§ **Aim**
Each entry here needs to be set down again exactly, please; pictures are left out.
== == ==
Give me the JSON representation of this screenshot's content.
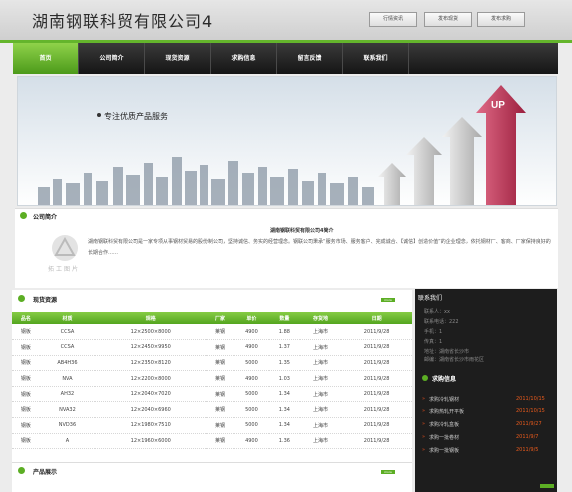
{
  "header": {
    "site_title": "湖南钢联科贸有限公司4",
    "buttons": [
      "行情资讯",
      "发布现货",
      "发布求购"
    ]
  },
  "nav": {
    "items": [
      "首页",
      "公司简介",
      "现货资源",
      "求购信息",
      "留言反馈",
      "联系我们"
    ],
    "active_index": 0
  },
  "banner": {
    "slogan": "专注优质产品服务",
    "badge": "UP"
  },
  "intro": {
    "section_title": "公司简介",
    "company_name": "湖南钢联科贸有限公司4简介",
    "text": "湖南钢联科贸有限公司是一家专项从事钢材贸易的股份制公司，坚持诚信、务实的经营理念。钢联公司秉承“服务市场、服务客户、完成诚合、【诚信】创造价值”的企业理念，依托钢材厂、客商、厂家保持良好的长期合作……",
    "logo_text": "拓工图片"
  },
  "stock": {
    "section_title": "现货资源",
    "more_label": "more",
    "columns": [
      "品名",
      "材质",
      "规格",
      "厂家",
      "单价",
      "数量",
      "存货地",
      "日期"
    ],
    "rows": [
      [
        "钢板",
        "CCSA",
        "12×2500×8000",
        "莱钢",
        "4900",
        "1.88",
        "上海市",
        "2011/9/28"
      ],
      [
        "钢板",
        "CCSA",
        "12×2450×9950",
        "莱钢",
        "4900",
        "1.37",
        "上海市",
        "2011/9/28"
      ],
      [
        "钢板",
        "AB4H36",
        "12×2350×8120",
        "莱钢",
        "5000",
        "1.35",
        "上海市",
        "2011/9/28"
      ],
      [
        "钢板",
        "NVA",
        "12×2200×8000",
        "莱钢",
        "4900",
        "1.03",
        "上海市",
        "2011/9/28"
      ],
      [
        "钢板",
        "AH32",
        "12×2040×7020",
        "莱钢",
        "5000",
        "1.34",
        "上海市",
        "2011/9/28"
      ],
      [
        "钢板",
        "NVA32",
        "12×2040×6960",
        "莱钢",
        "5000",
        "1.34",
        "上海市",
        "2011/9/28"
      ],
      [
        "钢板",
        "NVD36",
        "12×1980×7510",
        "莱钢",
        "5000",
        "1.34",
        "上海市",
        "2011/9/28"
      ],
      [
        "钢板",
        "A",
        "12×1960×6000",
        "莱钢",
        "4900",
        "1.36",
        "上海市",
        "2011/9/28"
      ]
    ]
  },
  "products": {
    "section_title": "产品展示",
    "more_label": "more"
  },
  "contact": {
    "title": "联系我们",
    "lines": [
      "联系人：xx",
      "联系电话：222",
      "手机：1",
      "传真：1",
      "地址：湖南省长沙市",
      "邮编：湖南省长沙市雨花区"
    ]
  },
  "purchase": {
    "title": "求购信息",
    "items": [
      {
        "title": "求购冷轧钢材",
        "date": "2011/10/15"
      },
      {
        "title": "求购热轧开平板",
        "date": "2011/10/15"
      },
      {
        "title": "求购冷轧盒板",
        "date": "2011/9/27"
      },
      {
        "title": "求购一批卷材",
        "date": "2011/9/7"
      },
      {
        "title": "求购一批钢板",
        "date": "2011/9/5"
      }
    ]
  },
  "colors": {
    "accent_green": "#64b52c",
    "nav_dark": "#1e1e1e",
    "date_orange": "#e85a1c",
    "arrow_red": "#c0395a"
  }
}
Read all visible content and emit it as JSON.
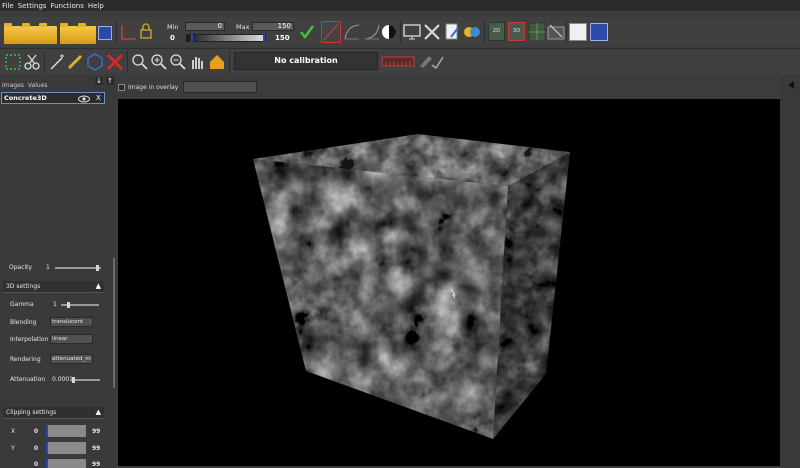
== == ==
§ **Answer to this task**
Give me the JSON representation of this screenshot's content.
{
  "header": {
    "site_title": "湖南钢联科贸有限公司4",
    "buttons": [
      "行情资讯",
      "发布现货",
      "发布求购"
    ]
  },
  "nav": {
    "items": [
      "首页",
      "公司简介",
      "现货资源",
      "求购信息",
      "留言反馈",
      "联系我们"
    ],
    "active_index": 0
  },
  "banner": {
    "slogan": "专注优质产品服务",
    "badge": "UP"
  },
  "intro": {
    "section_title": "公司简介",
    "company_name": "湖南钢联科贸有限公司4简介",
    "text": "湖南钢联科贸有限公司是一家专项从事钢材贸易的股份制公司，坚持诚信、务实的经营理念。钢联公司秉承“服务市场、服务客户、完成诚合、【诚信】创造价值”的企业理念，依托钢材厂、客商、厂家保持良好的长期合作……",
    "logo_text": "拓工图片"
  },
  "stock": {
    "section_title": "现货资源",
    "more_label": "more",
    "columns": [
      "品名",
      "材质",
      "规格",
      "厂家",
      "单价",
      "数量",
      "存货地",
      "日期"
    ],
    "rows": [
      [
        "钢板",
        "CCSA",
        "12×2500×8000",
        "莱钢",
        "4900",
        "1.88",
        "上海市",
        "2011/9/28"
      ],
      [
        "钢板",
        "CCSA",
        "12×2450×9950",
        "莱钢",
        "4900",
        "1.37",
        "上海市",
        "2011/9/28"
      ],
      [
        "钢板",
        "AB4H36",
        "12×2350×8120",
        "莱钢",
        "5000",
        "1.35",
        "上海市",
        "2011/9/28"
      ],
      [
        "钢板",
        "NVA",
        "12×2200×8000",
        "莱钢",
        "4900",
        "1.03",
        "上海市",
        "2011/9/28"
      ],
      [
        "钢板",
        "AH32",
        "12×2040×7020",
        "莱钢",
        "5000",
        "1.34",
        "上海市",
        "2011/9/28"
      ],
      [
        "钢板",
        "NVA32",
        "12×2040×6960",
        "莱钢",
        "5000",
        "1.34",
        "上海市",
        "2011/9/28"
      ],
      [
        "钢板",
        "NVD36",
        "12×1980×7510",
        "莱钢",
        "5000",
        "1.34",
        "上海市",
        "2011/9/28"
      ],
      [
        "钢板",
        "A",
        "12×1960×6000",
        "莱钢",
        "4900",
        "1.36",
        "上海市",
        "2011/9/28"
      ]
    ]
  },
  "products": {
    "section_title": "产品展示",
    "more_label": "more"
  },
  "contact": {
    "title": "联系我们",
    "lines": [
      "联系人：xx",
      "联系电话：222",
      "手机：1",
      "传真：1",
      "地址：湖南省长沙市",
      "邮编：湖南省长沙市雨花区"
    ]
  },
  "purchase": {
    "title": "求购信息",
    "items": [
      {
        "title": "求购冷轧钢材",
        "date": "2011/10/15"
      },
      {
        "title": "求购热轧开平板",
        "date": "2011/10/15"
      },
      {
        "title": "求购冷轧盒板",
        "date": "2011/9/27"
      },
      {
        "title": "求购一批卷材",
        "date": "2011/9/7"
      },
      {
        "title": "求购一批钢板",
        "date": "2011/9/5"
      }
    ]
  },
  "colors": {
    "accent_green": "#64b52c",
    "nav_dark": "#1e1e1e",
    "date_orange": "#e85a1c",
    "arrow_red": "#c0395a"
  }
}
Read all visible content and emit it as JSON.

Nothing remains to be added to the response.